====== Excerpted records ======

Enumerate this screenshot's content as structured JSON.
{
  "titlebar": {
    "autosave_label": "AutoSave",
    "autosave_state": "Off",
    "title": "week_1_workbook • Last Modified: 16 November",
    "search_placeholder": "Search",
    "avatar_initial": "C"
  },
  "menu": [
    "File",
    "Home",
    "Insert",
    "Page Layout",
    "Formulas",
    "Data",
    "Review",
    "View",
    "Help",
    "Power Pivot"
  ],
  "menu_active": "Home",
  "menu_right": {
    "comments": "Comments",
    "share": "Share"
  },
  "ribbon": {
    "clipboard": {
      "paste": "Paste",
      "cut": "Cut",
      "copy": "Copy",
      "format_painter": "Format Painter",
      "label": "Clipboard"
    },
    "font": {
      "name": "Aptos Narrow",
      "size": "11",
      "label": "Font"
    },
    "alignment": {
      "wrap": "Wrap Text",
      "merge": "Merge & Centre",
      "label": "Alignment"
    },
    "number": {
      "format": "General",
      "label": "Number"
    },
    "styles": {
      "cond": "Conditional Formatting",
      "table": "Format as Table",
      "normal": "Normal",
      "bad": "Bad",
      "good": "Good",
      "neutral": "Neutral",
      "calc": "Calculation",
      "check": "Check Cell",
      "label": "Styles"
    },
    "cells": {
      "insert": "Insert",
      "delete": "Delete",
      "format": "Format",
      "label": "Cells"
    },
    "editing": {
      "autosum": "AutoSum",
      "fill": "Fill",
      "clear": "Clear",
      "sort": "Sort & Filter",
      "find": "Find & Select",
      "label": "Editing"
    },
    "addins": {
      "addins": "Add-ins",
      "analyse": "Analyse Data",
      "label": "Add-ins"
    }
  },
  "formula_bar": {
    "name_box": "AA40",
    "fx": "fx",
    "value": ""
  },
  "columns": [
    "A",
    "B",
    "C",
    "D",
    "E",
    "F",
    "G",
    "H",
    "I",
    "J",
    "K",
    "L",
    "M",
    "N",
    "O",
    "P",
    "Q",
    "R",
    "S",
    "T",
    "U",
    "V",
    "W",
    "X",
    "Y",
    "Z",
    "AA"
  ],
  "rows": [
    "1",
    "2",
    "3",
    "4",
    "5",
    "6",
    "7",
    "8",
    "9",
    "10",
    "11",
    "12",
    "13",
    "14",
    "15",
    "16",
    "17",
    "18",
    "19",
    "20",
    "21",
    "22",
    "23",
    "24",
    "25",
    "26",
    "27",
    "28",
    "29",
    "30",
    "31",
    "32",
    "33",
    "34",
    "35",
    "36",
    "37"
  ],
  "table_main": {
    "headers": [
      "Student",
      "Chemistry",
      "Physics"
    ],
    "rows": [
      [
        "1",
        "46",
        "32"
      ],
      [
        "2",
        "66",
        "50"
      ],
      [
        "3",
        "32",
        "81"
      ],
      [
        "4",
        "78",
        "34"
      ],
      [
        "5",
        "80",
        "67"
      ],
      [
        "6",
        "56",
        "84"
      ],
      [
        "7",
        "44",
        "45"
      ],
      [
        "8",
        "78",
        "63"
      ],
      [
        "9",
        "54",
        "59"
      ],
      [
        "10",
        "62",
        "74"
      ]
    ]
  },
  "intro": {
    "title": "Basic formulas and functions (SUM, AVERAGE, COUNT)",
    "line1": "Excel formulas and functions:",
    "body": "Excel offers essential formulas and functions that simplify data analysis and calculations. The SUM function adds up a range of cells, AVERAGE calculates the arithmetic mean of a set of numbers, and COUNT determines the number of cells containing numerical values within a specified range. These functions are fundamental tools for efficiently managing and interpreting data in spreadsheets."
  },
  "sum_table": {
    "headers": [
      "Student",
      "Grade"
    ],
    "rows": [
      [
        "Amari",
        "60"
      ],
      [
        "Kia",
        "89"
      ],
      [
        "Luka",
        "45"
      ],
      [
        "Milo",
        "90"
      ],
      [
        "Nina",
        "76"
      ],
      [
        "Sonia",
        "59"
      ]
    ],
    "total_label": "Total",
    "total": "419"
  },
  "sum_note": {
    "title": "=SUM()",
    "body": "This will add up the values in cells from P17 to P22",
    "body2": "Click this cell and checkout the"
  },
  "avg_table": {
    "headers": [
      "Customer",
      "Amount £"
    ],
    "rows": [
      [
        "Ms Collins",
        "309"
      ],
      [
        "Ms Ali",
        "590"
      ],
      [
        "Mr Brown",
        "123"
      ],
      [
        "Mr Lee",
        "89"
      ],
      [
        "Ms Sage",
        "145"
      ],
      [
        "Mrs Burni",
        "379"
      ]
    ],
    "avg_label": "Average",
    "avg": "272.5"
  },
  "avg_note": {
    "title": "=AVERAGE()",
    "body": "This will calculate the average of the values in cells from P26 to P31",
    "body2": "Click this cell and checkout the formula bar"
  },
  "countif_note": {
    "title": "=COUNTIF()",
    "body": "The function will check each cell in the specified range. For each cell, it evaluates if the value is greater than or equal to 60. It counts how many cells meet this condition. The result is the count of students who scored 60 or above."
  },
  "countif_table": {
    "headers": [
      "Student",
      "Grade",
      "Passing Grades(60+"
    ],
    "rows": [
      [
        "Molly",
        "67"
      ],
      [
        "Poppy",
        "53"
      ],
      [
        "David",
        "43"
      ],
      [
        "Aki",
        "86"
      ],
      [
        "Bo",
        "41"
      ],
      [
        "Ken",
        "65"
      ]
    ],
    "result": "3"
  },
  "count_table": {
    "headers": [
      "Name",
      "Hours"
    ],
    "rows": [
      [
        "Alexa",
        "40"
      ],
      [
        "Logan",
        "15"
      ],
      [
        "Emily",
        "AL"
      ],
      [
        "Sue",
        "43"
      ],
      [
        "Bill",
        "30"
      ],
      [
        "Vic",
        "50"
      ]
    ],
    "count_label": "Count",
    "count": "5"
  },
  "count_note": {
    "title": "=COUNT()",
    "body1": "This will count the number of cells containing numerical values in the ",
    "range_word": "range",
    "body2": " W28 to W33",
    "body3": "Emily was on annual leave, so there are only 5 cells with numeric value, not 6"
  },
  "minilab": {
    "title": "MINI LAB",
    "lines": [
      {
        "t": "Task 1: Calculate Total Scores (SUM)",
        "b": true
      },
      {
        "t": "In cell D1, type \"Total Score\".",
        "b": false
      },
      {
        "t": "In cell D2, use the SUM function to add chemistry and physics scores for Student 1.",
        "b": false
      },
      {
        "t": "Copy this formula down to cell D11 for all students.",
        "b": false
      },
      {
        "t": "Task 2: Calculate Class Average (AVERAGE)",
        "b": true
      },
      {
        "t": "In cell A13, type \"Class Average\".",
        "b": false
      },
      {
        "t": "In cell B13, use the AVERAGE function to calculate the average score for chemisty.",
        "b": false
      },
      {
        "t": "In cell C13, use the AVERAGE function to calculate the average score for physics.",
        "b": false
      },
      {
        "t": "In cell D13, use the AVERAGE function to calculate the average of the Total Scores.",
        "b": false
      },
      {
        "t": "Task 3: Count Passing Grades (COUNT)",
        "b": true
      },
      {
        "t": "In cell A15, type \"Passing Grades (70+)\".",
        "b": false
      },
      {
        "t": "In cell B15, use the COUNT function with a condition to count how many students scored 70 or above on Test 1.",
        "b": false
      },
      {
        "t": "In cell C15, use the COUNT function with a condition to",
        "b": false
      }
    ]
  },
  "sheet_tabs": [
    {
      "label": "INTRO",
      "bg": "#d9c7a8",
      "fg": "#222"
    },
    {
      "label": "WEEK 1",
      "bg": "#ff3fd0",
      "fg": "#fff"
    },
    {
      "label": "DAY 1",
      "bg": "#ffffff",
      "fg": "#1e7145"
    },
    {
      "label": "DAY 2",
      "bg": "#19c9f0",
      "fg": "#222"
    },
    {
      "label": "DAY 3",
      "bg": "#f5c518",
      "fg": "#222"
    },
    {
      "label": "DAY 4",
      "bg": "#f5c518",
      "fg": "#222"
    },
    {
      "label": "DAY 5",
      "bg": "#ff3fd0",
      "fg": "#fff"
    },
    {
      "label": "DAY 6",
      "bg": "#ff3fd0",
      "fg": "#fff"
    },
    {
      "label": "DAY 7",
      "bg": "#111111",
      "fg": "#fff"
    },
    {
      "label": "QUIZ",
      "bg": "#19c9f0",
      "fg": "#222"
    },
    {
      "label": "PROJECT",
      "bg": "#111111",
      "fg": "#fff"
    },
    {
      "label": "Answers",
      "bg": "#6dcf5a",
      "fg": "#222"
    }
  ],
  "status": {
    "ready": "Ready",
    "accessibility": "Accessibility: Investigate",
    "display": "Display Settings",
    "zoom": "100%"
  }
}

======

> Activity:
Scan the entries above, and wherever a line holds the string "numerical", copy it.

> Answer area:
    "body": "Excel offers essential formulas and functions that simplify data analysis and calculations. The SUM function adds up a range of cells, AVERAGE calculates the arithmetic mean of a set of numbers, and COUNT determines the number of cells containing numerical values within a specified range. These functions are fundamental tools for efficiently managing and interpreting data in spreadsheets."
    "body1": "This will count the number of cells containing numerical values in the ",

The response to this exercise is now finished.